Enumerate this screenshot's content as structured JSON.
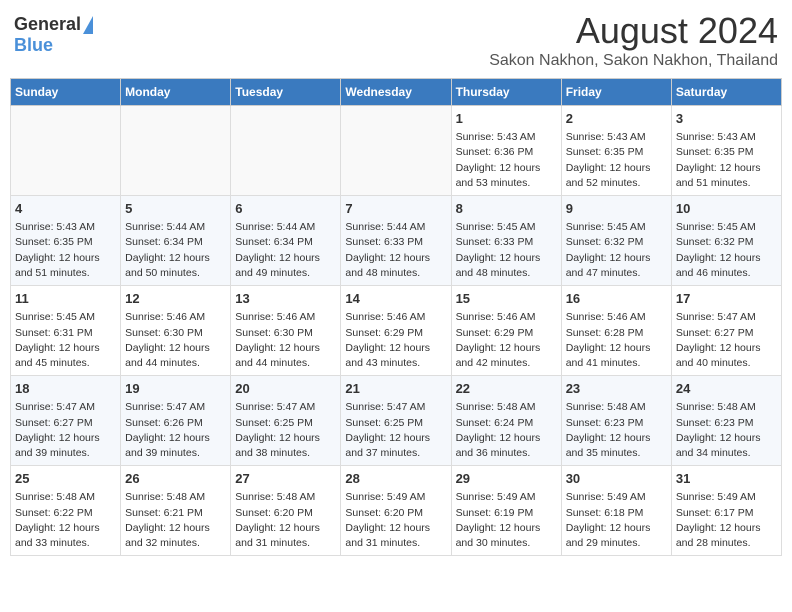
{
  "header": {
    "logo_general": "General",
    "logo_blue": "Blue",
    "title": "August 2024",
    "subtitle": "Sakon Nakhon, Sakon Nakhon, Thailand"
  },
  "weekdays": [
    "Sunday",
    "Monday",
    "Tuesday",
    "Wednesday",
    "Thursday",
    "Friday",
    "Saturday"
  ],
  "weeks": [
    [
      {
        "day": "",
        "info": ""
      },
      {
        "day": "",
        "info": ""
      },
      {
        "day": "",
        "info": ""
      },
      {
        "day": "",
        "info": ""
      },
      {
        "day": "1",
        "info": "Sunrise: 5:43 AM\nSunset: 6:36 PM\nDaylight: 12 hours\nand 53 minutes."
      },
      {
        "day": "2",
        "info": "Sunrise: 5:43 AM\nSunset: 6:35 PM\nDaylight: 12 hours\nand 52 minutes."
      },
      {
        "day": "3",
        "info": "Sunrise: 5:43 AM\nSunset: 6:35 PM\nDaylight: 12 hours\nand 51 minutes."
      }
    ],
    [
      {
        "day": "4",
        "info": "Sunrise: 5:43 AM\nSunset: 6:35 PM\nDaylight: 12 hours\nand 51 minutes."
      },
      {
        "day": "5",
        "info": "Sunrise: 5:44 AM\nSunset: 6:34 PM\nDaylight: 12 hours\nand 50 minutes."
      },
      {
        "day": "6",
        "info": "Sunrise: 5:44 AM\nSunset: 6:34 PM\nDaylight: 12 hours\nand 49 minutes."
      },
      {
        "day": "7",
        "info": "Sunrise: 5:44 AM\nSunset: 6:33 PM\nDaylight: 12 hours\nand 48 minutes."
      },
      {
        "day": "8",
        "info": "Sunrise: 5:45 AM\nSunset: 6:33 PM\nDaylight: 12 hours\nand 48 minutes."
      },
      {
        "day": "9",
        "info": "Sunrise: 5:45 AM\nSunset: 6:32 PM\nDaylight: 12 hours\nand 47 minutes."
      },
      {
        "day": "10",
        "info": "Sunrise: 5:45 AM\nSunset: 6:32 PM\nDaylight: 12 hours\nand 46 minutes."
      }
    ],
    [
      {
        "day": "11",
        "info": "Sunrise: 5:45 AM\nSunset: 6:31 PM\nDaylight: 12 hours\nand 45 minutes."
      },
      {
        "day": "12",
        "info": "Sunrise: 5:46 AM\nSunset: 6:30 PM\nDaylight: 12 hours\nand 44 minutes."
      },
      {
        "day": "13",
        "info": "Sunrise: 5:46 AM\nSunset: 6:30 PM\nDaylight: 12 hours\nand 44 minutes."
      },
      {
        "day": "14",
        "info": "Sunrise: 5:46 AM\nSunset: 6:29 PM\nDaylight: 12 hours\nand 43 minutes."
      },
      {
        "day": "15",
        "info": "Sunrise: 5:46 AM\nSunset: 6:29 PM\nDaylight: 12 hours\nand 42 minutes."
      },
      {
        "day": "16",
        "info": "Sunrise: 5:46 AM\nSunset: 6:28 PM\nDaylight: 12 hours\nand 41 minutes."
      },
      {
        "day": "17",
        "info": "Sunrise: 5:47 AM\nSunset: 6:27 PM\nDaylight: 12 hours\nand 40 minutes."
      }
    ],
    [
      {
        "day": "18",
        "info": "Sunrise: 5:47 AM\nSunset: 6:27 PM\nDaylight: 12 hours\nand 39 minutes."
      },
      {
        "day": "19",
        "info": "Sunrise: 5:47 AM\nSunset: 6:26 PM\nDaylight: 12 hours\nand 39 minutes."
      },
      {
        "day": "20",
        "info": "Sunrise: 5:47 AM\nSunset: 6:25 PM\nDaylight: 12 hours\nand 38 minutes."
      },
      {
        "day": "21",
        "info": "Sunrise: 5:47 AM\nSunset: 6:25 PM\nDaylight: 12 hours\nand 37 minutes."
      },
      {
        "day": "22",
        "info": "Sunrise: 5:48 AM\nSunset: 6:24 PM\nDaylight: 12 hours\nand 36 minutes."
      },
      {
        "day": "23",
        "info": "Sunrise: 5:48 AM\nSunset: 6:23 PM\nDaylight: 12 hours\nand 35 minutes."
      },
      {
        "day": "24",
        "info": "Sunrise: 5:48 AM\nSunset: 6:23 PM\nDaylight: 12 hours\nand 34 minutes."
      }
    ],
    [
      {
        "day": "25",
        "info": "Sunrise: 5:48 AM\nSunset: 6:22 PM\nDaylight: 12 hours\nand 33 minutes."
      },
      {
        "day": "26",
        "info": "Sunrise: 5:48 AM\nSunset: 6:21 PM\nDaylight: 12 hours\nand 32 minutes."
      },
      {
        "day": "27",
        "info": "Sunrise: 5:48 AM\nSunset: 6:20 PM\nDaylight: 12 hours\nand 31 minutes."
      },
      {
        "day": "28",
        "info": "Sunrise: 5:49 AM\nSunset: 6:20 PM\nDaylight: 12 hours\nand 31 minutes."
      },
      {
        "day": "29",
        "info": "Sunrise: 5:49 AM\nSunset: 6:19 PM\nDaylight: 12 hours\nand 30 minutes."
      },
      {
        "day": "30",
        "info": "Sunrise: 5:49 AM\nSunset: 6:18 PM\nDaylight: 12 hours\nand 29 minutes."
      },
      {
        "day": "31",
        "info": "Sunrise: 5:49 AM\nSunset: 6:17 PM\nDaylight: 12 hours\nand 28 minutes."
      }
    ]
  ]
}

### TASK OBJECTIVE:
Quote the records in full and exactly; skip any image.

### WRITTEN RESPONSE:
Enumerate this screenshot's content as structured JSON.
{
  "header": {
    "logo_general": "General",
    "logo_blue": "Blue",
    "title": "August 2024",
    "subtitle": "Sakon Nakhon, Sakon Nakhon, Thailand"
  },
  "weekdays": [
    "Sunday",
    "Monday",
    "Tuesday",
    "Wednesday",
    "Thursday",
    "Friday",
    "Saturday"
  ],
  "weeks": [
    [
      {
        "day": "",
        "info": ""
      },
      {
        "day": "",
        "info": ""
      },
      {
        "day": "",
        "info": ""
      },
      {
        "day": "",
        "info": ""
      },
      {
        "day": "1",
        "info": "Sunrise: 5:43 AM\nSunset: 6:36 PM\nDaylight: 12 hours\nand 53 minutes."
      },
      {
        "day": "2",
        "info": "Sunrise: 5:43 AM\nSunset: 6:35 PM\nDaylight: 12 hours\nand 52 minutes."
      },
      {
        "day": "3",
        "info": "Sunrise: 5:43 AM\nSunset: 6:35 PM\nDaylight: 12 hours\nand 51 minutes."
      }
    ],
    [
      {
        "day": "4",
        "info": "Sunrise: 5:43 AM\nSunset: 6:35 PM\nDaylight: 12 hours\nand 51 minutes."
      },
      {
        "day": "5",
        "info": "Sunrise: 5:44 AM\nSunset: 6:34 PM\nDaylight: 12 hours\nand 50 minutes."
      },
      {
        "day": "6",
        "info": "Sunrise: 5:44 AM\nSunset: 6:34 PM\nDaylight: 12 hours\nand 49 minutes."
      },
      {
        "day": "7",
        "info": "Sunrise: 5:44 AM\nSunset: 6:33 PM\nDaylight: 12 hours\nand 48 minutes."
      },
      {
        "day": "8",
        "info": "Sunrise: 5:45 AM\nSunset: 6:33 PM\nDaylight: 12 hours\nand 48 minutes."
      },
      {
        "day": "9",
        "info": "Sunrise: 5:45 AM\nSunset: 6:32 PM\nDaylight: 12 hours\nand 47 minutes."
      },
      {
        "day": "10",
        "info": "Sunrise: 5:45 AM\nSunset: 6:32 PM\nDaylight: 12 hours\nand 46 minutes."
      }
    ],
    [
      {
        "day": "11",
        "info": "Sunrise: 5:45 AM\nSunset: 6:31 PM\nDaylight: 12 hours\nand 45 minutes."
      },
      {
        "day": "12",
        "info": "Sunrise: 5:46 AM\nSunset: 6:30 PM\nDaylight: 12 hours\nand 44 minutes."
      },
      {
        "day": "13",
        "info": "Sunrise: 5:46 AM\nSunset: 6:30 PM\nDaylight: 12 hours\nand 44 minutes."
      },
      {
        "day": "14",
        "info": "Sunrise: 5:46 AM\nSunset: 6:29 PM\nDaylight: 12 hours\nand 43 minutes."
      },
      {
        "day": "15",
        "info": "Sunrise: 5:46 AM\nSunset: 6:29 PM\nDaylight: 12 hours\nand 42 minutes."
      },
      {
        "day": "16",
        "info": "Sunrise: 5:46 AM\nSunset: 6:28 PM\nDaylight: 12 hours\nand 41 minutes."
      },
      {
        "day": "17",
        "info": "Sunrise: 5:47 AM\nSunset: 6:27 PM\nDaylight: 12 hours\nand 40 minutes."
      }
    ],
    [
      {
        "day": "18",
        "info": "Sunrise: 5:47 AM\nSunset: 6:27 PM\nDaylight: 12 hours\nand 39 minutes."
      },
      {
        "day": "19",
        "info": "Sunrise: 5:47 AM\nSunset: 6:26 PM\nDaylight: 12 hours\nand 39 minutes."
      },
      {
        "day": "20",
        "info": "Sunrise: 5:47 AM\nSunset: 6:25 PM\nDaylight: 12 hours\nand 38 minutes."
      },
      {
        "day": "21",
        "info": "Sunrise: 5:47 AM\nSunset: 6:25 PM\nDaylight: 12 hours\nand 37 minutes."
      },
      {
        "day": "22",
        "info": "Sunrise: 5:48 AM\nSunset: 6:24 PM\nDaylight: 12 hours\nand 36 minutes."
      },
      {
        "day": "23",
        "info": "Sunrise: 5:48 AM\nSunset: 6:23 PM\nDaylight: 12 hours\nand 35 minutes."
      },
      {
        "day": "24",
        "info": "Sunrise: 5:48 AM\nSunset: 6:23 PM\nDaylight: 12 hours\nand 34 minutes."
      }
    ],
    [
      {
        "day": "25",
        "info": "Sunrise: 5:48 AM\nSunset: 6:22 PM\nDaylight: 12 hours\nand 33 minutes."
      },
      {
        "day": "26",
        "info": "Sunrise: 5:48 AM\nSunset: 6:21 PM\nDaylight: 12 hours\nand 32 minutes."
      },
      {
        "day": "27",
        "info": "Sunrise: 5:48 AM\nSunset: 6:20 PM\nDaylight: 12 hours\nand 31 minutes."
      },
      {
        "day": "28",
        "info": "Sunrise: 5:49 AM\nSunset: 6:20 PM\nDaylight: 12 hours\nand 31 minutes."
      },
      {
        "day": "29",
        "info": "Sunrise: 5:49 AM\nSunset: 6:19 PM\nDaylight: 12 hours\nand 30 minutes."
      },
      {
        "day": "30",
        "info": "Sunrise: 5:49 AM\nSunset: 6:18 PM\nDaylight: 12 hours\nand 29 minutes."
      },
      {
        "day": "31",
        "info": "Sunrise: 5:49 AM\nSunset: 6:17 PM\nDaylight: 12 hours\nand 28 minutes."
      }
    ]
  ]
}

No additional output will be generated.